**Objective**: From the data that follows, copy every line holding the string "name".

======== Material for the task ========

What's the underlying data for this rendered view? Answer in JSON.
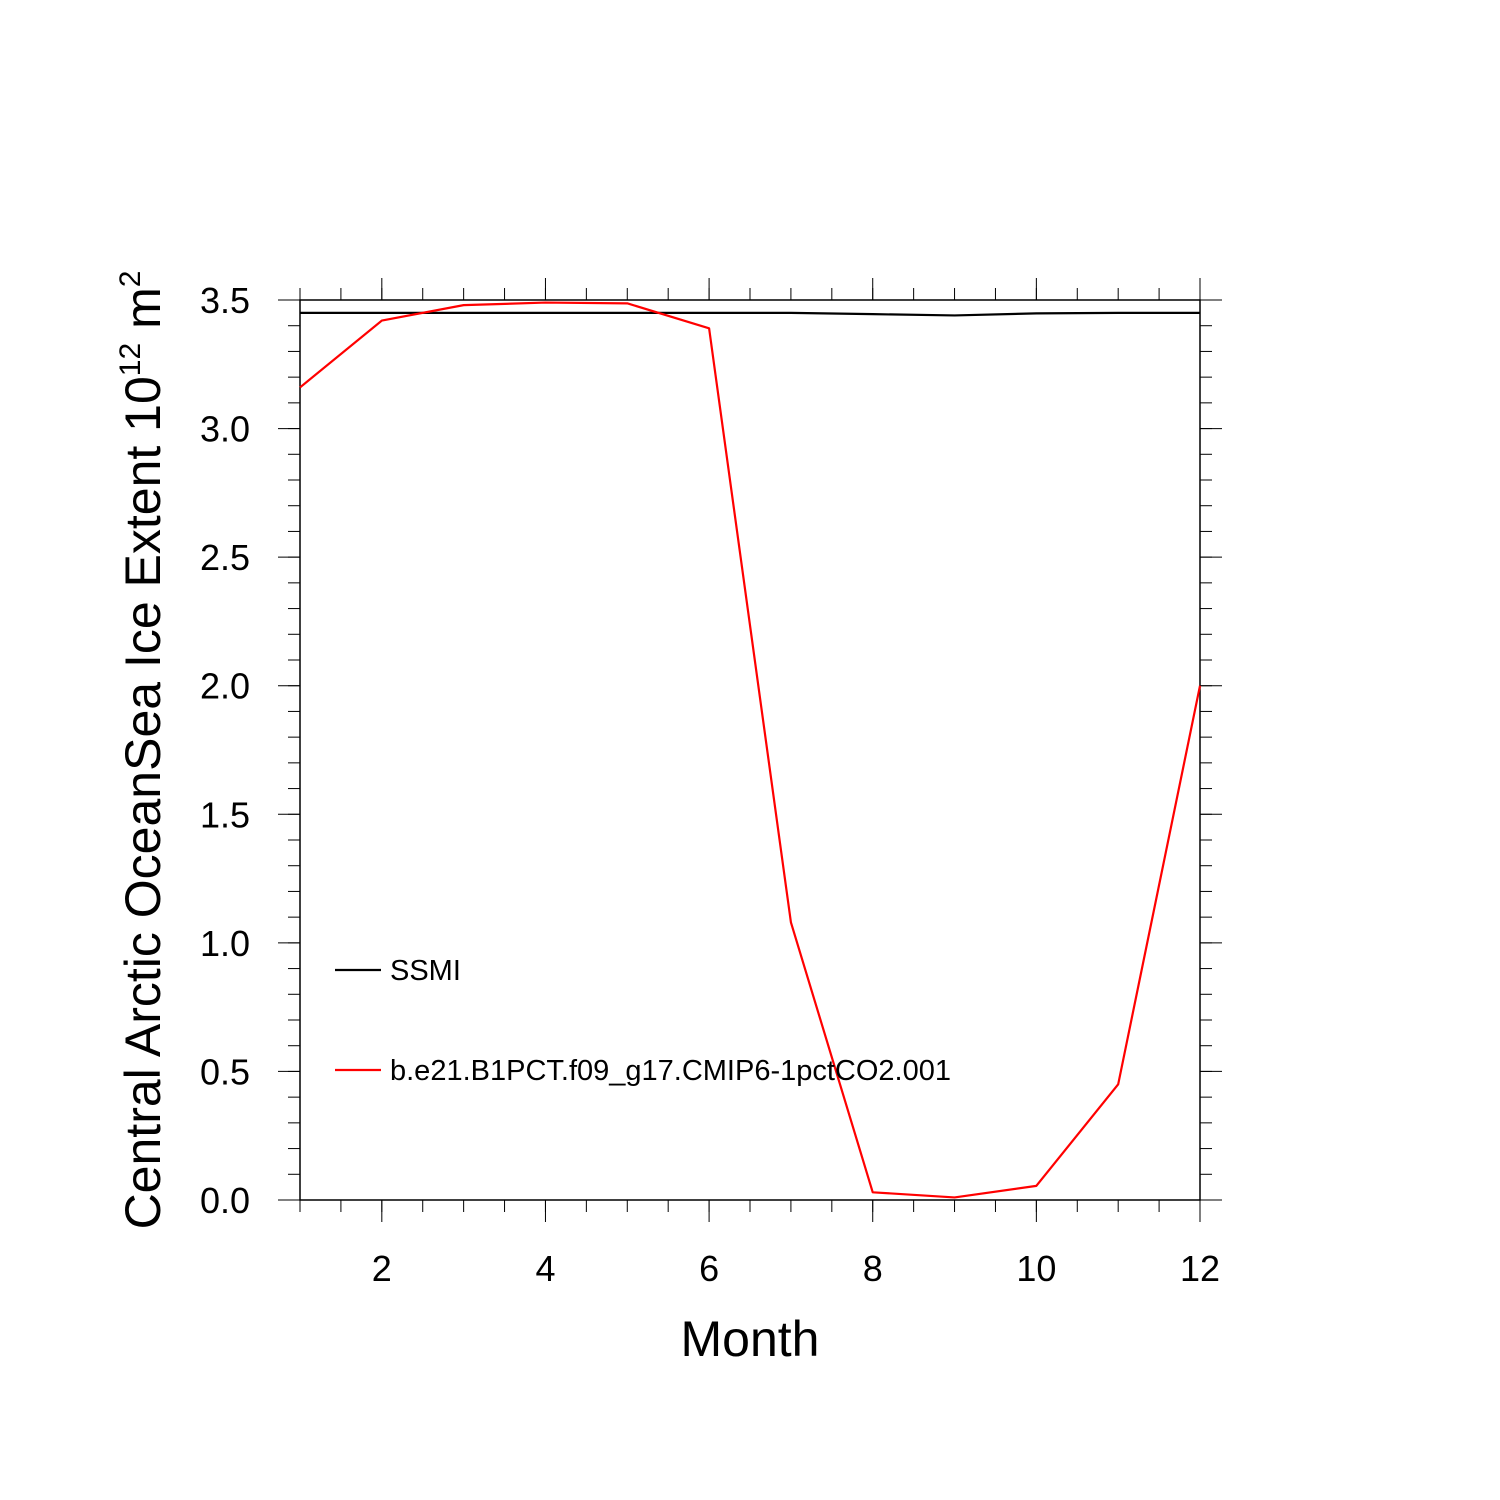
{
  "chart_data": {
    "type": "line",
    "title": "",
    "xlabel": "Month",
    "ylabel": {
      "text": "Central Arctic OceanSea Ice Extent 10",
      "exponent": "12",
      "unit": " m",
      "unit_exponent": "2"
    },
    "xlim": [
      1,
      12
    ],
    "ylim": [
      0,
      3.5
    ],
    "x": [
      1,
      2,
      3,
      4,
      5,
      6,
      7,
      8,
      9,
      10,
      11,
      12
    ],
    "x_ticks": [
      "2",
      "4",
      "6",
      "8",
      "10",
      "12"
    ],
    "y_ticks": [
      "0.0",
      "0.5",
      "1.0",
      "1.5",
      "2.0",
      "2.5",
      "3.0",
      "3.5"
    ],
    "grid": false,
    "legend_position": "lower-left",
    "series": [
      {
        "name": "SSMI",
        "color": "#000000",
        "values": [
          3.45,
          3.45,
          3.45,
          3.45,
          3.45,
          3.45,
          3.45,
          3.445,
          3.44,
          3.448,
          3.45,
          3.45
        ]
      },
      {
        "name": "b.e21.B1PCT.f09_g17.CMIP6-1pctCO2.001",
        "color": "#ff0000",
        "values": [
          3.16,
          3.42,
          3.48,
          3.49,
          3.487,
          3.39,
          1.08,
          0.03,
          0.01,
          0.055,
          0.45,
          2.0
        ]
      }
    ]
  }
}
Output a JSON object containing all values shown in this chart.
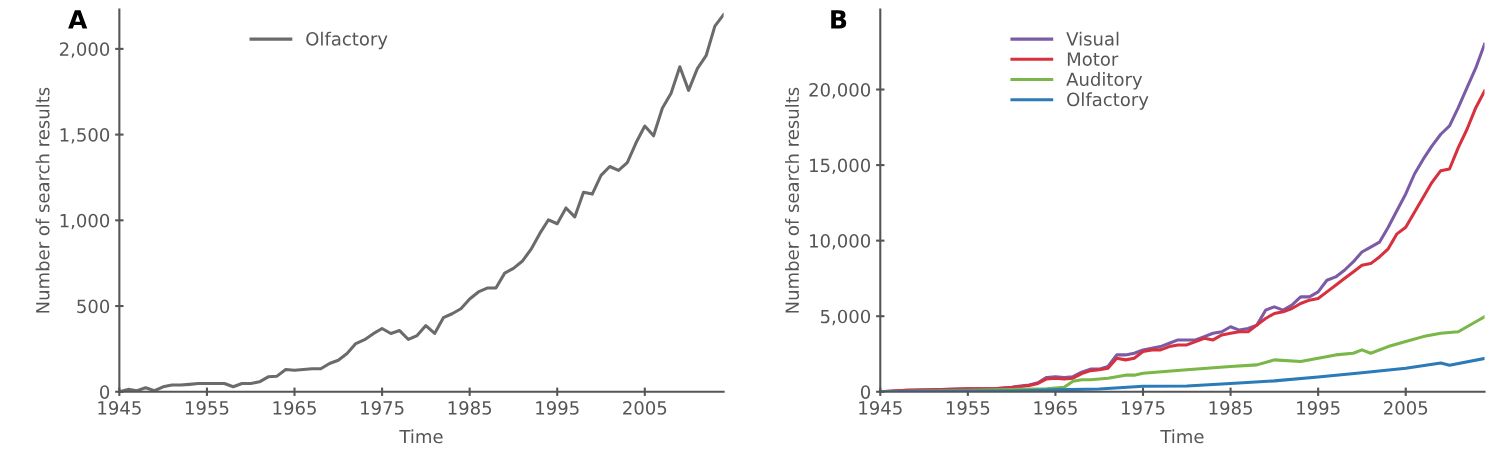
{
  "chart_data": [
    {
      "type": "line",
      "title": "A",
      "xlabel": "Time",
      "ylabel": "Number of search results",
      "xlim": [
        1945,
        2014
      ],
      "xticks": [
        1945,
        1955,
        1965,
        1975,
        1985,
        1995,
        2005
      ],
      "ylim": [
        0,
        2230
      ],
      "yticks": [
        0,
        {
          "value": 500,
          "label": "500"
        },
        {
          "value": 1000,
          "label": "1,000"
        },
        {
          "value": 1500,
          "label": "1,500"
        },
        {
          "value": 2000,
          "label": "2,000"
        }
      ],
      "legend": "top left",
      "grid": false,
      "marker": "none",
      "line_style": "solid",
      "series": [
        {
          "name": "Olfactory",
          "color": "#6b6b6b",
          "x": [
            1945,
            1946,
            1947,
            1948,
            1949,
            1950,
            1951,
            1952,
            1953,
            1954,
            1955,
            1956,
            1957,
            1958,
            1959,
            1960,
            1961,
            1962,
            1963,
            1964,
            1965,
            1966,
            1967,
            1968,
            1969,
            1970,
            1971,
            1972,
            1973,
            1974,
            1975,
            1976,
            1977,
            1978,
            1979,
            1980,
            1981,
            1982,
            1983,
            1984,
            1985,
            1986,
            1987,
            1988,
            1989,
            1990,
            1991,
            1992,
            1993,
            1994,
            1995,
            1996,
            1997,
            1998,
            1999,
            2000,
            2001,
            2002,
            2003,
            2004,
            2005,
            2006,
            2007,
            2008,
            2009,
            2010,
            2011,
            2012,
            2013,
            2014
          ],
          "values": [
            0,
            14,
            6,
            23,
            6,
            29,
            39,
            39,
            43,
            48,
            48,
            48,
            48,
            29,
            48,
            48,
            58,
            87,
            91,
            130,
            126,
            130,
            134,
            134,
            165,
            184,
            223,
            281,
            304,
            339,
            369,
            340,
            357,
            305,
            328,
            386,
            340,
            432,
            455,
            484,
            541,
            582,
            605,
            605,
            692,
            720,
            761,
            830,
            922,
            1003,
            980,
            1072,
            1020,
            1164,
            1153,
            1262,
            1314,
            1291,
            1337,
            1452,
            1550,
            1493,
            1654,
            1741,
            1896,
            1758,
            1885,
            1960,
            2133,
            2200
          ]
        }
      ]
    },
    {
      "type": "line",
      "title": "B",
      "xlabel": "Time",
      "ylabel": "Number of search results",
      "xlim": [
        1945,
        2014
      ],
      "xticks": [
        1945,
        1955,
        1965,
        1975,
        1985,
        1995,
        2005
      ],
      "ylim": [
        0,
        25300
      ],
      "yticks": [
        0,
        {
          "value": 5000,
          "label": "5,000"
        },
        {
          "value": 10000,
          "label": "10,000"
        },
        {
          "value": 15000,
          "label": "15,000"
        },
        {
          "value": 20000,
          "label": "20,000"
        }
      ],
      "legend": "top left",
      "grid": false,
      "marker": "none",
      "line_style": "solid",
      "series": [
        {
          "name": "Visual",
          "color": "#7b5aa6",
          "x": [
            1945,
            1948,
            1952,
            1955,
            1958,
            1960,
            1962,
            1963,
            1964,
            1965,
            1966,
            1967,
            1968,
            1969,
            1970,
            1971,
            1972,
            1973,
            1974,
            1975,
            1976,
            1977,
            1978,
            1979,
            1980,
            1981,
            1982,
            1983,
            1984,
            1985,
            1986,
            1987,
            1988,
            1989,
            1990,
            1991,
            1992,
            1993,
            1994,
            1995,
            1996,
            1997,
            1998,
            1999,
            2000,
            2001,
            2002,
            2003,
            2004,
            2005,
            2006,
            2007,
            2008,
            2009,
            2010,
            2011,
            2012,
            2013,
            2014
          ],
          "values": [
            0,
            100,
            150,
            200,
            200,
            300,
            450,
            600,
            950,
            1000,
            950,
            1000,
            1300,
            1500,
            1500,
            1670,
            2440,
            2440,
            2550,
            2770,
            2880,
            2990,
            3210,
            3430,
            3430,
            3430,
            3650,
            3870,
            3970,
            4300,
            4080,
            4190,
            4410,
            5400,
            5620,
            5400,
            5730,
            6280,
            6280,
            6610,
            7380,
            7600,
            8040,
            8590,
            9250,
            9570,
            9900,
            10890,
            11990,
            13090,
            14410,
            15390,
            16270,
            17040,
            17590,
            18800,
            20120,
            21430,
            23000
          ]
        },
        {
          "name": "Motor",
          "color": "#d7303f",
          "x": [
            1945,
            1948,
            1952,
            1955,
            1958,
            1960,
            1962,
            1963,
            1964,
            1965,
            1966,
            1967,
            1968,
            1969,
            1970,
            1971,
            1972,
            1973,
            1974,
            1975,
            1976,
            1977,
            1978,
            1979,
            1980,
            1981,
            1982,
            1983,
            1984,
            1985,
            1986,
            1987,
            1988,
            1989,
            1990,
            1991,
            1992,
            1993,
            1994,
            1995,
            1996,
            1997,
            1998,
            1999,
            2000,
            2001,
            2002,
            2003,
            2004,
            2005,
            2006,
            2007,
            2008,
            2009,
            2010,
            2011,
            2012,
            2013,
            2014
          ],
          "values": [
            0,
            100,
            150,
            200,
            200,
            280,
            420,
            550,
            850,
            900,
            850,
            900,
            1200,
            1400,
            1450,
            1560,
            2220,
            2110,
            2220,
            2660,
            2770,
            2770,
            2990,
            3100,
            3100,
            3320,
            3540,
            3430,
            3760,
            3870,
            3970,
            3970,
            4410,
            4850,
            5180,
            5290,
            5510,
            5840,
            6060,
            6170,
            6610,
            7050,
            7490,
            7930,
            8370,
            8480,
            8920,
            9460,
            10450,
            10890,
            11880,
            12870,
            13860,
            14630,
            14740,
            16160,
            17370,
            18800,
            19900
          ]
        },
        {
          "name": "Auditory",
          "color": "#7ab648",
          "x": [
            1945,
            1955,
            1960,
            1964,
            1966,
            1967,
            1968,
            1969,
            1970,
            1971,
            1972,
            1973,
            1974,
            1975,
            1980,
            1985,
            1988,
            1990,
            1993,
            1995,
            1997,
            1999,
            2000,
            2001,
            2003,
            2005,
            2007,
            2009,
            2011,
            2013,
            2014
          ],
          "values": [
            0,
            100,
            150,
            200,
            300,
            700,
            800,
            800,
            850,
            900,
            1000,
            1100,
            1100,
            1230,
            1450,
            1670,
            1780,
            2110,
            2000,
            2220,
            2440,
            2550,
            2770,
            2550,
            2990,
            3320,
            3650,
            3870,
            3970,
            4630,
            4960
          ]
        },
        {
          "name": "Olfactory",
          "color": "#2b7bb9",
          "x": [
            1945,
            1950,
            1955,
            1960,
            1965,
            1970,
            1975,
            1980,
            1985,
            1990,
            1995,
            2000,
            2005,
            2009,
            2010,
            2014
          ],
          "values": [
            0,
            29,
            48,
            48,
            126,
            184,
            369,
            386,
            541,
            720,
            980,
            1262,
            1550,
            1896,
            1758,
            2200
          ]
        }
      ]
    }
  ]
}
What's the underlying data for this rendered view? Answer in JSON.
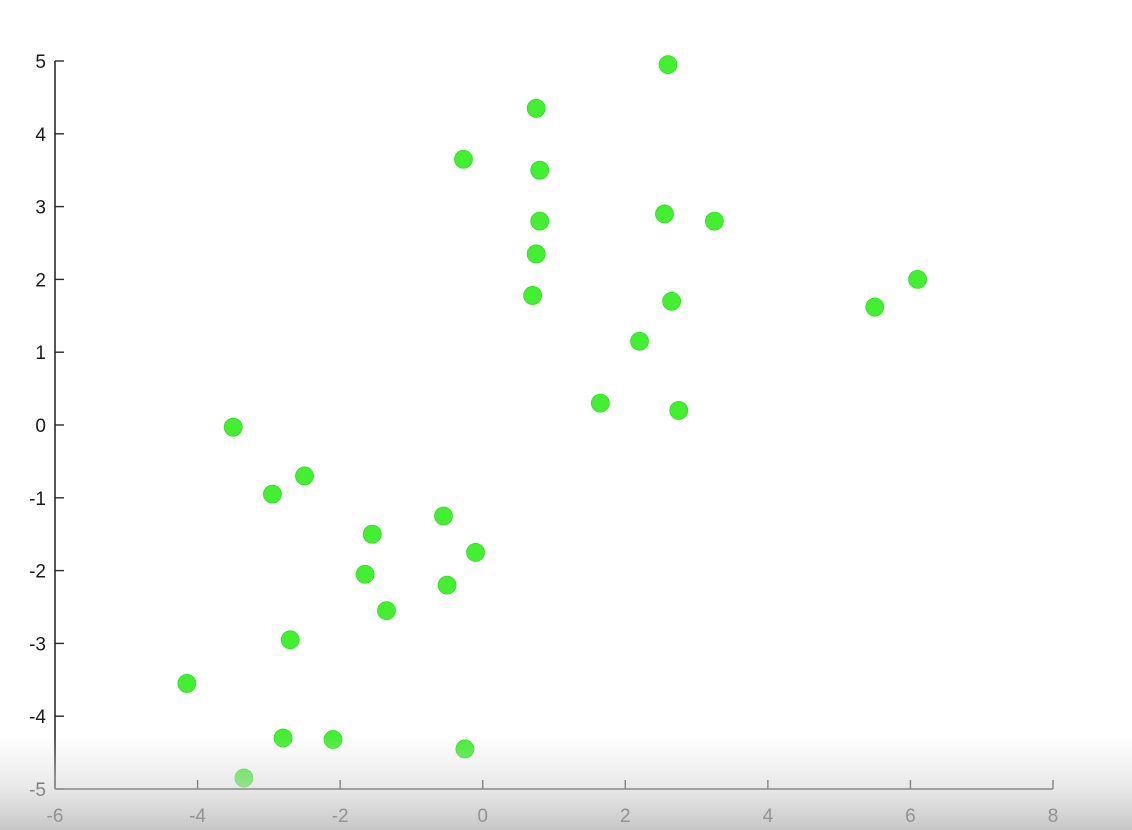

========

**Response**:
        "name": "SSMI",
        "name": "b.e21.B1PCT.f09_g17.CMIP6-1pctCO2.001",
          "name": "Olfactory",
          "name": "Visual",
          "name": "Motor",
          "name": "Auditory",
          "name": "Olfactory",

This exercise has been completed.